** MATERIAL FOR THE TASK **

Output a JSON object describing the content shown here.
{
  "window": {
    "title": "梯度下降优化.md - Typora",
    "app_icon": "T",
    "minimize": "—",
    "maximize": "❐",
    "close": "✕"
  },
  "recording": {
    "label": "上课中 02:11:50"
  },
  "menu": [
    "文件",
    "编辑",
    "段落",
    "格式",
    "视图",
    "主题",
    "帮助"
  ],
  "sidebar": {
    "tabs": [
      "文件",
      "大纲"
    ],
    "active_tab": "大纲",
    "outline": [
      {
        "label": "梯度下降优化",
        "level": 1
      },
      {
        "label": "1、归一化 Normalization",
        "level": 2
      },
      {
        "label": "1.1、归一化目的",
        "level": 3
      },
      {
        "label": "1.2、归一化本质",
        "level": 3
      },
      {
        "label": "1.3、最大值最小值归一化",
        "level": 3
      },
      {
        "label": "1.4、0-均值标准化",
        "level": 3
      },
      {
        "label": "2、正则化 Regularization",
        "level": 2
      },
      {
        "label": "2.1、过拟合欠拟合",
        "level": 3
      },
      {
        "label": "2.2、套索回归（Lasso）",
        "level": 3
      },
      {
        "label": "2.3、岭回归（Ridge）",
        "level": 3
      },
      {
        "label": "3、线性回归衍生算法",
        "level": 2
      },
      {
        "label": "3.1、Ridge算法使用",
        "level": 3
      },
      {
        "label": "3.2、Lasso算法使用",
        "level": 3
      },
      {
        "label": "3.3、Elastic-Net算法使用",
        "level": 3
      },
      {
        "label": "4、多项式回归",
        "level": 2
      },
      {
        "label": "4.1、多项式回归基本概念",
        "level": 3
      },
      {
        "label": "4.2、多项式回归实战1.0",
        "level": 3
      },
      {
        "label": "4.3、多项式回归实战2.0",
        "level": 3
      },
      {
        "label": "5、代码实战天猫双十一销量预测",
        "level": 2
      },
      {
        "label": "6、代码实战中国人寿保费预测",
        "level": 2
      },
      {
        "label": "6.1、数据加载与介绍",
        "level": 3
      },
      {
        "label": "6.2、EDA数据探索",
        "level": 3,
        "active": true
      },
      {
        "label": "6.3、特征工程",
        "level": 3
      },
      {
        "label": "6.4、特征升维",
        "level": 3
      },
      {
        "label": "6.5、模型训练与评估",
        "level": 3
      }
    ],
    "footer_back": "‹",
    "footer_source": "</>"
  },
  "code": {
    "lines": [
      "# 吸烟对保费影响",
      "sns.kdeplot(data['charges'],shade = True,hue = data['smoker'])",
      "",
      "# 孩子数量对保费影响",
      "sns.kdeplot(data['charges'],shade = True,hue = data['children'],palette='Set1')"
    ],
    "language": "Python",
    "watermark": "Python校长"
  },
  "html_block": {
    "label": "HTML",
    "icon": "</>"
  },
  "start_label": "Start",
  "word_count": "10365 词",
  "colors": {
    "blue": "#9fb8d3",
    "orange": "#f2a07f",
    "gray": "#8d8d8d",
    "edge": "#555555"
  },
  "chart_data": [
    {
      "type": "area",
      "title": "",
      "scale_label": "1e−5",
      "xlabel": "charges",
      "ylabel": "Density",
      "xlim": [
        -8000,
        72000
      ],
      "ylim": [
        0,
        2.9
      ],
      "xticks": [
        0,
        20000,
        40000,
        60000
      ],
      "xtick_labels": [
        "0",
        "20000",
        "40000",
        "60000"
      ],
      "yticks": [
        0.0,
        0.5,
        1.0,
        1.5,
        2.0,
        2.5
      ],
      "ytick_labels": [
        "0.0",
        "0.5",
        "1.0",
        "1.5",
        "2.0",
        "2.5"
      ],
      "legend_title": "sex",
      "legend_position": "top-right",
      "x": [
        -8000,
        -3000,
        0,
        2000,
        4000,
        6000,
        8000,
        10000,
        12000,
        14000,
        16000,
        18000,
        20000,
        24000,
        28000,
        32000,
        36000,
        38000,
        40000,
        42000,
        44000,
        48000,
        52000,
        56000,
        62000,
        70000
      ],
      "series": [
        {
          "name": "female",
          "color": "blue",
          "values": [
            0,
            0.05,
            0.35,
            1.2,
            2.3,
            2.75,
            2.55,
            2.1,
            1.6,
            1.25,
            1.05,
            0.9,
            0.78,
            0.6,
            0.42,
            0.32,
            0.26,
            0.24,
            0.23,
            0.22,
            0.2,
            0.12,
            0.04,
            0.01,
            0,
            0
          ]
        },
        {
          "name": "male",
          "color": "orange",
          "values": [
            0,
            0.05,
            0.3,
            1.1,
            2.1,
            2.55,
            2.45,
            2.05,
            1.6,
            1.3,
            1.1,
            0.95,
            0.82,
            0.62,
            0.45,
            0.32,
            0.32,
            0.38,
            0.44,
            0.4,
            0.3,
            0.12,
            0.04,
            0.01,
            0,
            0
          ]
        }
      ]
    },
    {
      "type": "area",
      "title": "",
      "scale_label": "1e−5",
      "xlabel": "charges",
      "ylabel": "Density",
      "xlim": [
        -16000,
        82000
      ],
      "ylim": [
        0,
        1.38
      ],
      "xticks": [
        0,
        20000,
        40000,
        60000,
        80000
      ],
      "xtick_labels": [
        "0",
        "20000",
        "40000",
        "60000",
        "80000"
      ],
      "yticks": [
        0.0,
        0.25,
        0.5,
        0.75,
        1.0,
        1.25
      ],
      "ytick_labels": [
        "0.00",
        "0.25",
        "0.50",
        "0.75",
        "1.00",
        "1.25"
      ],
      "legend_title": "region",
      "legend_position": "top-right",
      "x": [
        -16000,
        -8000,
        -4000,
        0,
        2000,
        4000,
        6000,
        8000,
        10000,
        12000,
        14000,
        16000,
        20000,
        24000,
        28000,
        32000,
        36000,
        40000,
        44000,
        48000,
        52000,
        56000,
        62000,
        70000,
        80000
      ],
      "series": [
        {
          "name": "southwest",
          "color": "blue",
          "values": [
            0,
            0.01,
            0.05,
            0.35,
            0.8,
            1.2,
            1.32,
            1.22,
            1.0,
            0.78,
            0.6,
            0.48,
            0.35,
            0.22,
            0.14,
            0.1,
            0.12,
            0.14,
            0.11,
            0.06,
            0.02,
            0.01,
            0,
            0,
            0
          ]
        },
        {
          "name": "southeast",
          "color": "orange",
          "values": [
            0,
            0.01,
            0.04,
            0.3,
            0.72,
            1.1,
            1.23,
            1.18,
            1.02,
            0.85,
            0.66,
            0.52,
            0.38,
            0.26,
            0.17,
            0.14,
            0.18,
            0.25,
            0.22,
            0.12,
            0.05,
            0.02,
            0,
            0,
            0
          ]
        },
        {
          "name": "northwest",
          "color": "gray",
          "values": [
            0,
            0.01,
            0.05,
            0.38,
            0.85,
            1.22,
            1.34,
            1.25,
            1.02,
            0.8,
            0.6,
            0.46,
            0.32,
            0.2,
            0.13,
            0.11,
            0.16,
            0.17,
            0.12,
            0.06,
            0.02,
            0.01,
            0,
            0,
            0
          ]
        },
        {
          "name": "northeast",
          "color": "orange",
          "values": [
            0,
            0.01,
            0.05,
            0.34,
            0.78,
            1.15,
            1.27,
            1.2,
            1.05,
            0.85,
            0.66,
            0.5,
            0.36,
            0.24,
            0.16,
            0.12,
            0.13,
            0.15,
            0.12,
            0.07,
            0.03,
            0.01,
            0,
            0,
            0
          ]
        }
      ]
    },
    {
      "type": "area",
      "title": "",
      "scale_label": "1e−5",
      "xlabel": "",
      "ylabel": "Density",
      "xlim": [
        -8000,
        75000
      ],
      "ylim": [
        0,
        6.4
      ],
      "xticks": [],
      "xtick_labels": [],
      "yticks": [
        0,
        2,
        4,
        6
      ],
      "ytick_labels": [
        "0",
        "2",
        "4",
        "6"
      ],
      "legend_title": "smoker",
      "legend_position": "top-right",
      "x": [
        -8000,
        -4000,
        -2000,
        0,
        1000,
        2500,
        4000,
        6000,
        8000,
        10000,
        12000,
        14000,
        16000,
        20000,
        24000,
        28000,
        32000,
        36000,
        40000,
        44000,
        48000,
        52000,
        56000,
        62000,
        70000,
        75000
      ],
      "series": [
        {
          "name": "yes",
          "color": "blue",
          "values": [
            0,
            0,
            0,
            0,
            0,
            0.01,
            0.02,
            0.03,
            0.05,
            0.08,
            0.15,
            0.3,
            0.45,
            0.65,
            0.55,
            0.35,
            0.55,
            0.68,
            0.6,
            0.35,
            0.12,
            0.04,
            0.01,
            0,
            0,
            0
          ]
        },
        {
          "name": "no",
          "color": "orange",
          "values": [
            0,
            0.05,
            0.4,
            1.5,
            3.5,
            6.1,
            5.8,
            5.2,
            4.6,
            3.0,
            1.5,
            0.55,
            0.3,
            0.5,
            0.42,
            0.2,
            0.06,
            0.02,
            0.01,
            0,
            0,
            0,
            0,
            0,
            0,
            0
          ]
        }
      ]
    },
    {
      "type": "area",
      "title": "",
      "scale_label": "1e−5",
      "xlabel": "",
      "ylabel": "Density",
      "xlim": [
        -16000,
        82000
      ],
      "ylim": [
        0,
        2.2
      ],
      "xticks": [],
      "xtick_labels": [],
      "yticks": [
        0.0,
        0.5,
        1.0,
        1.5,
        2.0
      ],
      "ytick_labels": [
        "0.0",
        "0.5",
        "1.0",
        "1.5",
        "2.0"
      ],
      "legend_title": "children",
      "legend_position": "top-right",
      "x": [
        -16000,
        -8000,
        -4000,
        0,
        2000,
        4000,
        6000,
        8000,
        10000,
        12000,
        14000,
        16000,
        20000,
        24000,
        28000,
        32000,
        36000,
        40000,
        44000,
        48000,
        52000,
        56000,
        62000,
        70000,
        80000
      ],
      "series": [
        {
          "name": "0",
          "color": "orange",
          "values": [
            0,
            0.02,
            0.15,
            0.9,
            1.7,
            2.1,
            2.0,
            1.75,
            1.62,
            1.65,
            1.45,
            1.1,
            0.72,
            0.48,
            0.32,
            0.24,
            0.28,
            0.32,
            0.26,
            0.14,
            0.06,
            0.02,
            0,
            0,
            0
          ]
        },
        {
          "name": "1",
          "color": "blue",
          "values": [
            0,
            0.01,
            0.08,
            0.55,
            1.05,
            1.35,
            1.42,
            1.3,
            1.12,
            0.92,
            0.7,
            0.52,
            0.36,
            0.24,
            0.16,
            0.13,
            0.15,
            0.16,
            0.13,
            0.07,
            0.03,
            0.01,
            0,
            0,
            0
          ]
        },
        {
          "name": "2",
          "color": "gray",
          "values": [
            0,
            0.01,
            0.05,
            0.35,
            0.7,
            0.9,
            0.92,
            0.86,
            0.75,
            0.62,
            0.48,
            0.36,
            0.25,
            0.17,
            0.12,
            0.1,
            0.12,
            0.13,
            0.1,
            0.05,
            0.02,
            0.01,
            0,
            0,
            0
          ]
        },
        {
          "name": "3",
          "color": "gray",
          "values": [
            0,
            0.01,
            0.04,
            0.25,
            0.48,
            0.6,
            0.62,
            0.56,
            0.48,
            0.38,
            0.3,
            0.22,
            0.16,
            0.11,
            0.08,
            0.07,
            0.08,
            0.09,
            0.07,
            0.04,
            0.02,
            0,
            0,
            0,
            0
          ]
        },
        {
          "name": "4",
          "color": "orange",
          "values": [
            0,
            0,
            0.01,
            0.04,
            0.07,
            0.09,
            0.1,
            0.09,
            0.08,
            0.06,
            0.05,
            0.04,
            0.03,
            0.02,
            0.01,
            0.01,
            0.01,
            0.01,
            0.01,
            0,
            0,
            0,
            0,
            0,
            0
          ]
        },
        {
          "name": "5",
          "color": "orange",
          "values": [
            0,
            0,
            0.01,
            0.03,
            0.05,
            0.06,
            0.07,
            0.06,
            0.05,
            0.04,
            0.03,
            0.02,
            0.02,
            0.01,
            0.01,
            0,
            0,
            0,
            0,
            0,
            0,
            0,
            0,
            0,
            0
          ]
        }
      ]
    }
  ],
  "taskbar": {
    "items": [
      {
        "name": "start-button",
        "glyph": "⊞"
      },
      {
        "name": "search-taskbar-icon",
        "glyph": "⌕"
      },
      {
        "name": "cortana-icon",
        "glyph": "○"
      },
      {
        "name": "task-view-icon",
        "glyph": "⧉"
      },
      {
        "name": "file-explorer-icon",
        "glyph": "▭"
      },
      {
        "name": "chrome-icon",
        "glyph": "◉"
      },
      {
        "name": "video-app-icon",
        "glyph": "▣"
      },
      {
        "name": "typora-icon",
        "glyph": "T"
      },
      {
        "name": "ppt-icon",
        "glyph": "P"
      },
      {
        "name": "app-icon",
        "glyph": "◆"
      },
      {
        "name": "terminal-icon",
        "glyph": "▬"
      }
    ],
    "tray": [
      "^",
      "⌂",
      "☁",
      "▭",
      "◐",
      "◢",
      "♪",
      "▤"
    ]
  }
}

** EXERCISE **
Find the lines holding "charges" and list every one.

** EXERCISE RESULT **
      "sns.kdeplot(data['charges'],shade = True,hue = data['smoker'])",
      "sns.kdeplot(data['charges'],shade = True,hue = data['children'],palette='Set1')"
      "xlabel": "charges",
      "xlabel": "charges",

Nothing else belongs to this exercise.